*Given instruction*.
Transcribe each line exactly.

<<<<

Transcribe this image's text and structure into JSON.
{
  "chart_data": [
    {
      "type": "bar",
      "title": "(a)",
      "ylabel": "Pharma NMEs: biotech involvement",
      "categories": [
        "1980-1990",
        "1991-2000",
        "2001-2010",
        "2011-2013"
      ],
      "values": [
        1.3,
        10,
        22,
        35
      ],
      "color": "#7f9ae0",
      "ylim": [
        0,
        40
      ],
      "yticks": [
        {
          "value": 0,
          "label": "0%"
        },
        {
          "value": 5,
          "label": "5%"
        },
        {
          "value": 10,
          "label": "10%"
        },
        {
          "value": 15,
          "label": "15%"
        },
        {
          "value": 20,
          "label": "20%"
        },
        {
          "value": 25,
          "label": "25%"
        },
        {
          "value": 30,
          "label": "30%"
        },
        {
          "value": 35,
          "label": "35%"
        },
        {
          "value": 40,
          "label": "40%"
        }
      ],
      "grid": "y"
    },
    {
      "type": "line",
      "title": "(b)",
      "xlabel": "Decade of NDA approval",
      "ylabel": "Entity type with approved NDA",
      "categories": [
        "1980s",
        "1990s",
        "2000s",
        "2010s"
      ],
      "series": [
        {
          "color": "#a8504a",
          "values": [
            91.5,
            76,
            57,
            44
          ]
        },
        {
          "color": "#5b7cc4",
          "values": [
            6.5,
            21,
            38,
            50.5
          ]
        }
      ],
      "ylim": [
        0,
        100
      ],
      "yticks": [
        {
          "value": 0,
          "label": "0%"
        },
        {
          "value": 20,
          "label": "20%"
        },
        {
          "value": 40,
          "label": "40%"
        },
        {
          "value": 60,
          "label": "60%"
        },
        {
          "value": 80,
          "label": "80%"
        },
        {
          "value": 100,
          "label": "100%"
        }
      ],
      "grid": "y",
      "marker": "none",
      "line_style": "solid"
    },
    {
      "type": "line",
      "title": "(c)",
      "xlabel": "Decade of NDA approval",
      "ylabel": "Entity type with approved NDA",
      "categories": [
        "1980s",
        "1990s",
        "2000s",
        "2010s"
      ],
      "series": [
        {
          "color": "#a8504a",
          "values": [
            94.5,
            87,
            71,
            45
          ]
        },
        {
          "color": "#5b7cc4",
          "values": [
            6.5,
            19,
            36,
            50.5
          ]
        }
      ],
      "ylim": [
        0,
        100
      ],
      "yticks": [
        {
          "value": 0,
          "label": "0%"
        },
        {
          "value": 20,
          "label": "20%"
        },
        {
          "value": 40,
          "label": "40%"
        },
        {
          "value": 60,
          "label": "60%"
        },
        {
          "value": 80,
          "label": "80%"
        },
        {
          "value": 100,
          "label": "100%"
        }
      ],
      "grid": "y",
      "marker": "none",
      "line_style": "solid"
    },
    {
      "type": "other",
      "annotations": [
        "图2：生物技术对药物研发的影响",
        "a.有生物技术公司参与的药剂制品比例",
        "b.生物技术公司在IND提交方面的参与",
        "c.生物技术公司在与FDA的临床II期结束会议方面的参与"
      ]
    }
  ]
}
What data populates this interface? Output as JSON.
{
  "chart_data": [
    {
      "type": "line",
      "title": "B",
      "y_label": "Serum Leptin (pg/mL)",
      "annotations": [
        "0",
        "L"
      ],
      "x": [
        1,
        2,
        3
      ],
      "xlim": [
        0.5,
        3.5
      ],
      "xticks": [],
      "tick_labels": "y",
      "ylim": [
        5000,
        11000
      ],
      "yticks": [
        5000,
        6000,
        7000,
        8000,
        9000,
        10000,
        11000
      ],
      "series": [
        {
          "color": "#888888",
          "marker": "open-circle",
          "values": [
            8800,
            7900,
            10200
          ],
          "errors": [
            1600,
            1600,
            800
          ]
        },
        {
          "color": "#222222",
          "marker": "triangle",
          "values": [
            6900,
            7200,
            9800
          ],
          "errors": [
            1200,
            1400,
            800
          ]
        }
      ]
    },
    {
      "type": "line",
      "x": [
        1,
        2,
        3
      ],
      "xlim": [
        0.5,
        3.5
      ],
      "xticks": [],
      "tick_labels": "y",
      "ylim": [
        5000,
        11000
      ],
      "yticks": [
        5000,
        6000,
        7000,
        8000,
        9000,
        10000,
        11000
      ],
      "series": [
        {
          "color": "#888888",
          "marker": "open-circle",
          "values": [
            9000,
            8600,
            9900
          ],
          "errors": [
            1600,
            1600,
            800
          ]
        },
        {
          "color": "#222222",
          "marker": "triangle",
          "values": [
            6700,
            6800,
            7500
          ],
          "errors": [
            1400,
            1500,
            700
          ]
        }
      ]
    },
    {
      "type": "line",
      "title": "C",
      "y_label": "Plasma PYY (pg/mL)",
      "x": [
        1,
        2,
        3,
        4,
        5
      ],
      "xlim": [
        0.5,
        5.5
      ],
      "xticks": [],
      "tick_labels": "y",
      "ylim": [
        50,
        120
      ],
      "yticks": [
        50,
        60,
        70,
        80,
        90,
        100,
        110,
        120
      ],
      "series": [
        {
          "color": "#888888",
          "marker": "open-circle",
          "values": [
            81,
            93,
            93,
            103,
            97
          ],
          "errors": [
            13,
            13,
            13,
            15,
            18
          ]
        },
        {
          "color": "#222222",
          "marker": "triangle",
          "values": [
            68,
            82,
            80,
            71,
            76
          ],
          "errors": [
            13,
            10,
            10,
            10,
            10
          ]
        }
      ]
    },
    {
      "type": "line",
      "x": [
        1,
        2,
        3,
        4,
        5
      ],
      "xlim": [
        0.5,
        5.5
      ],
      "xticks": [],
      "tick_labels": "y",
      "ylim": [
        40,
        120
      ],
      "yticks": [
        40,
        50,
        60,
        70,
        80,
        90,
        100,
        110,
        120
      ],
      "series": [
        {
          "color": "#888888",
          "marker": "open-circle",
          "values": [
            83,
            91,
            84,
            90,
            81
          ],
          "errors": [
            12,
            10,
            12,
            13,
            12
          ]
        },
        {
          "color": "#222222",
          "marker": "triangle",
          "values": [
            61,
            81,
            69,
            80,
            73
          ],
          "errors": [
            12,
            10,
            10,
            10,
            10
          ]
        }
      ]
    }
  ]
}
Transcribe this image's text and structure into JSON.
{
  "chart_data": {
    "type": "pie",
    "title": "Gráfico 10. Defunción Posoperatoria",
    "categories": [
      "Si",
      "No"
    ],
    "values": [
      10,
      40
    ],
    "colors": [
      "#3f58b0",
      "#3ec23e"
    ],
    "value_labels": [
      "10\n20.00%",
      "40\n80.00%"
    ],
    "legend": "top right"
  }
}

>>>>

*Result of the task*.
Transcribe this image's text and structure into JSON.
{
  "chart_data": [
    {
      "type": "bar",
      "title": "(a)",
      "ylabel": "Pharma NMEs: biotech involvement",
      "categories": [
        "1980-1990",
        "1991-2000",
        "2001-2010",
        "2011-2013"
      ],
      "values": [
        1.3,
        10,
        22,
        35
      ],
      "color": "#7f9ae0",
      "ylim": [
        0,
        40
      ],
      "yticks": [
        {
          "value": 0,
          "label": "0%"
        },
        {
          "value": 5,
          "label": "5%"
        },
        {
          "value": 10,
          "label": "10%"
        },
        {
          "value": 15,
          "label": "15%"
        },
        {
          "value": 20,
          "label": "20%"
        },
        {
          "value": 25,
          "label": "25%"
        },
        {
          "value": 30,
          "label": "30%"
        },
        {
          "value": 35,
          "label": "35%"
        },
        {
          "value": 40,
          "label": "40%"
        }
      ],
      "grid": "y"
    },
    {
      "type": "line",
      "title": "(b)",
      "xlabel": "Decade of NDA approval",
      "ylabel": "Entity type with approved NDA",
      "categories": [
        "1980s",
        "1990s",
        "2000s",
        "2010s"
      ],
      "series": [
        {
          "color": "#a8504a",
          "values": [
            91.5,
            76,
            57,
            44
          ]
        },
        {
          "color": "#5b7cc4",
          "values": [
            6.5,
            21,
            38,
            50.5
          ]
        }
      ],
      "ylim": [
        0,
        100
      ],
      "yticks": [
        {
          "value": 0,
          "label": "0%"
        },
        {
          "value": 20,
          "label": "20%"
        },
        {
          "value": 40,
          "label": "40%"
        },
        {
          "value": 60,
          "label": "60%"
        },
        {
          "value": 80,
          "label": "80%"
        },
        {
          "value": 100,
          "label": "100%"
        }
      ],
      "grid": "y",
      "marker": "none",
      "line_style": "solid"
    },
    {
      "type": "line",
      "title": "(c)",
      "xlabel": "Decade of NDA approval",
      "ylabel": "Entity type with approved NDA",
      "categories": [
        "1980s",
        "1990s",
        "2000s",
        "2010s"
      ],
      "series": [
        {
          "color": "#a8504a",
          "values": [
            94.5,
            87,
            71,
            45
          ]
        },
        {
          "color": "#5b7cc4",
          "values": [
            6.5,
            19,
            36,
            50.5
          ]
        }
      ],
      "ylim": [
        0,
        100
      ],
      "yticks": [
        {
          "value": 0,
          "label": "0%"
        },
        {
          "value": 20,
          "label": "20%"
        },
        {
          "value": 40,
          "label": "40%"
        },
        {
          "value": 60,
          "label": "60%"
        },
        {
          "value": 80,
          "label": "80%"
        },
        {
          "value": 100,
          "label": "100%"
        }
      ],
      "grid": "y",
      "marker": "none",
      "line_style": "solid"
    },
    {
      "type": "other",
      "annotations": [
        "图2：生物技术对药物研发的影响",
        "a.有生物技术公司参与的药剂制品比例",
        "b.生物技术公司在IND提交方面的参与",
        "c.生物技术公司在与FDA的临床II期结束会议方面的参与"
      ]
    }
  ]
}
What data populates this interface? Output as JSON.
{
  "chart_data": [
    {
      "type": "line",
      "title": "B",
      "y_label": "Serum Leptin (pg/mL)",
      "annotations": [
        "0",
        "L"
      ],
      "x": [
        1,
        2,
        3
      ],
      "xlim": [
        0.5,
        3.5
      ],
      "xticks": [],
      "tick_labels": "y",
      "ylim": [
        5000,
        11000
      ],
      "yticks": [
        5000,
        6000,
        7000,
        8000,
        9000,
        10000,
        11000
      ],
      "series": [
        {
          "color": "#888888",
          "marker": "open-circle",
          "values": [
            8800,
            7900,
            10200
          ],
          "errors": [
            1600,
            1600,
            800
          ]
        },
        {
          "color": "#222222",
          "marker": "triangle",
          "values": [
            6900,
            7200,
            9800
          ],
          "errors": [
            1200,
            1400,
            800
          ]
        }
      ]
    },
    {
      "type": "line",
      "x": [
        1,
        2,
        3
      ],
      "xlim": [
        0.5,
        3.5
      ],
      "xticks": [],
      "tick_labels": "y",
      "ylim": [
        5000,
        11000
      ],
      "yticks": [
        5000,
        6000,
        7000,
        8000,
        9000,
        10000,
        11000
      ],
      "series": [
        {
          "color": "#888888",
          "marker": "open-circle",
          "values": [
            9000,
            8600,
            9900
          ],
          "errors": [
            1600,
            1600,
            800
          ]
        },
        {
          "color": "#222222",
          "marker": "triangle",
          "values": [
            6700,
            6800,
            7500
          ],
          "errors": [
            1400,
            1500,
            700
          ]
        }
      ]
    },
    {
      "type": "line",
      "title": "C",
      "y_label": "Plasma PYY (pg/mL)",
      "x": [
        1,
        2,
        3,
        4,
        5
      ],
      "xlim": [
        0.5,
        5.5
      ],
      "xticks": [],
      "tick_labels": "y",
      "ylim": [
        50,
        120
      ],
      "yticks": [
        50,
        60,
        70,
        80,
        90,
        100,
        110,
        120
      ],
      "series": [
        {
          "color": "#888888",
          "marker": "open-circle",
          "values": [
            81,
            93,
            93,
            103,
            97
          ],
          "errors": [
            13,
            13,
            13,
            15,
            18
          ]
        },
        {
          "color": "#222222",
          "marker": "triangle",
          "values": [
            68,
            82,
            80,
            71,
            76
          ],
          "errors": [
            13,
            10,
            10,
            10,
            10
          ]
        }
      ]
    },
    {
      "type": "line",
      "x": [
        1,
        2,
        3,
        4,
        5
      ],
      "xlim": [
        0.5,
        5.5
      ],
      "xticks": [],
      "tick_labels": "y",
      "ylim": [
        40,
        120
      ],
      "yticks": [
        40,
        50,
        60,
        70,
        80,
        90,
        100,
        110,
        120
      ],
      "series": [
        {
          "color": "#888888",
          "marker": "open-circle",
          "values": [
            83,
            91,
            84,
            90,
            81
          ],
          "errors": [
            12,
            10,
            12,
            13,
            12
          ]
        },
        {
          "color": "#222222",
          "marker": "triangle",
          "values": [
            61,
            81,
            69,
            80,
            73
          ],
          "errors": [
            12,
            10,
            10,
            10,
            10
          ]
        }
      ]
    }
  ]
}
Transcribe this image's text and structure into JSON.
{
  "chart_data": {
    "type": "pie",
    "title": "Gráfico 10. Defunción Posoperatoria",
    "categories": [
      "Si",
      "No"
    ],
    "values": [
      10,
      40
    ],
    "colors": [
      "#3f58b0",
      "#3ec23e"
    ],
    "value_labels": [
      "10\n20.00%",
      "40\n80.00%"
    ],
    "legend": "top right"
  }
}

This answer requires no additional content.